* [DIRECTION] Select from the records below every line that has the word "Meters" in it.

* [INPUT ROWS]
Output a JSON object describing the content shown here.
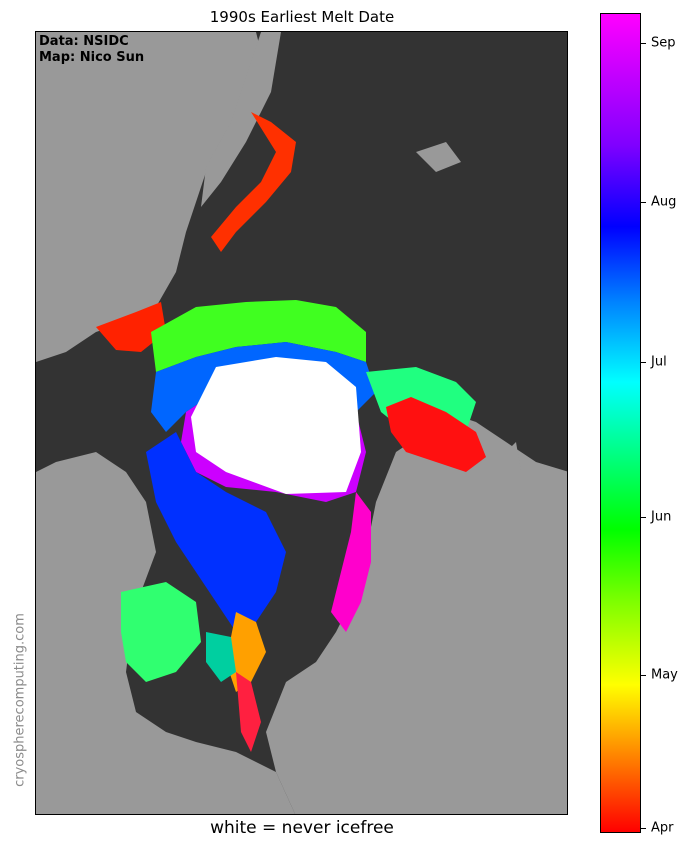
{
  "title": "1990s Earliest Melt Date",
  "credits": {
    "data": "Data: NSIDC",
    "map": "Map: Nico Sun"
  },
  "watermark": "cryospherecomputing.com",
  "footnote": "white = never icefree",
  "colors": {
    "ocean": "#333333",
    "land": "#999999",
    "never_icefree": "#ffffff"
  },
  "colorbar": {
    "ticks": [
      {
        "label": "Sep",
        "fraction": 0.963
      },
      {
        "label": "Aug",
        "fraction": 0.769
      },
      {
        "label": "Jul",
        "fraction": 0.575
      },
      {
        "label": "Jun",
        "fraction": 0.385
      },
      {
        "label": "May",
        "fraction": 0.193
      },
      {
        "label": "Apr",
        "fraction": 0.006
      }
    ]
  }
}
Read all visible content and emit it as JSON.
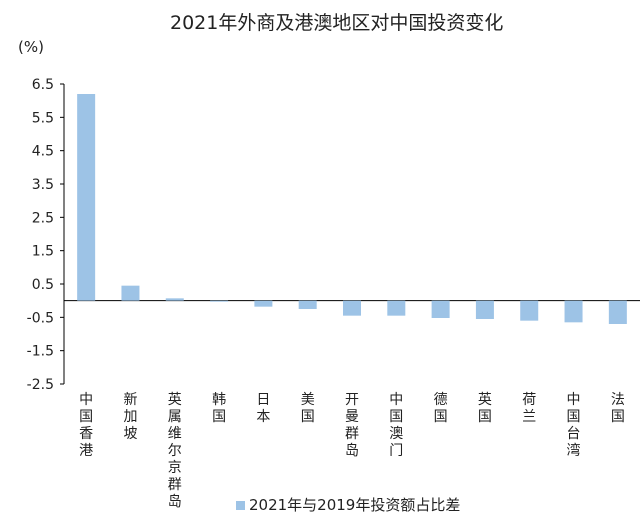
{
  "chart_data": {
    "type": "bar",
    "title": "2021年外商及港澳地区对中国投资变化",
    "ylabel": "(%)",
    "categories": [
      "中国香港",
      "新加坡",
      "英属维尔京群岛",
      "韩国",
      "日本",
      "美国",
      "开曼群岛",
      "中国澳门",
      "德国",
      "英国",
      "荷兰",
      "中国台湾",
      "法国"
    ],
    "series": [
      {
        "name": "2021年与2019年投资额占比差",
        "values": [
          6.2,
          0.45,
          0.07,
          -0.03,
          -0.18,
          -0.25,
          -0.45,
          -0.45,
          -0.52,
          -0.55,
          -0.6,
          -0.65,
          -0.7
        ]
      }
    ],
    "yticks": [
      "6.5",
      "5.5",
      "4.5",
      "3.5",
      "2.5",
      "1.5",
      "0.5",
      "-0.5",
      "-1.5",
      "-2.5"
    ],
    "ylim": [
      -2.5,
      6.5
    ],
    "grid": false,
    "legend_position": "bottom",
    "bar_color": "#9dc3e6"
  }
}
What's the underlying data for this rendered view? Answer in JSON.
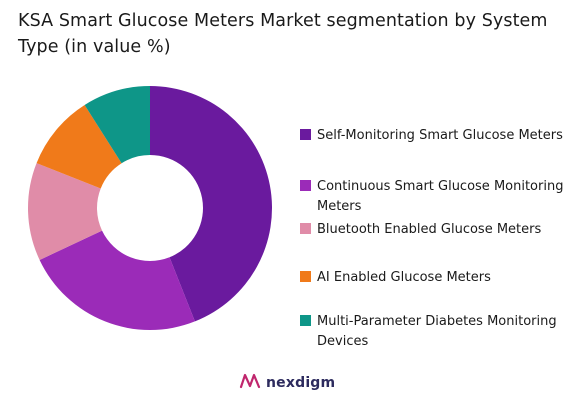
{
  "chart_data": {
    "type": "pie",
    "title": "KSA Smart Glucose Meters Market segmentation by System Type (in value %)",
    "categories": [
      "Self-Monitoring Smart Glucose Meters",
      "Continuous Smart Glucose Monitoring Meters",
      "Bluetooth Enabled Glucose Meters",
      "AI Enabled Glucose Meters",
      "Multi-Parameter Diabetes Monitoring Devices"
    ],
    "values": [
      44,
      24,
      13,
      10,
      9
    ],
    "colors": [
      "#6a1a9e",
      "#9b2bb8",
      "#e08ca8",
      "#f07a1a",
      "#0e9688"
    ],
    "legend_position": "right",
    "donut": true
  },
  "legend": {
    "items": [
      {
        "label": "Self-Monitoring Smart Glucose Meters",
        "color": "#6a1a9e"
      },
      {
        "label": "Continuous Smart Glucose Monitoring Meters",
        "color": "#9b2bb8"
      },
      {
        "label": "Bluetooth Enabled Glucose Meters",
        "color": "#e08ca8"
      },
      {
        "label": "AI Enabled Glucose Meters",
        "color": "#f07a1a"
      },
      {
        "label": "Multi-Parameter Diabetes Monitoring Devices",
        "color": "#0e9688"
      }
    ]
  },
  "brand": {
    "name": "nexdigm",
    "icon": "nexdigm-logo-icon"
  }
}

* [CORRECT ANSWER]
    "title": "KSA Smart Glucose Meters Market segmentation by System Type (in value %)",
      "Self-Monitoring Smart Glucose Meters",
      "Continuous Smart Glucose Monitoring Meters",
      "Bluetooth Enabled Glucose Meters",
      "AI Enabled Glucose Meters",
        "label": "Self-Monitoring Smart Glucose Meters",
        "label": "Continuous Smart Glucose Monitoring Meters",
        "label": "Bluetooth Enabled Glucose Meters",
        "label": "AI Enabled Glucose Meters",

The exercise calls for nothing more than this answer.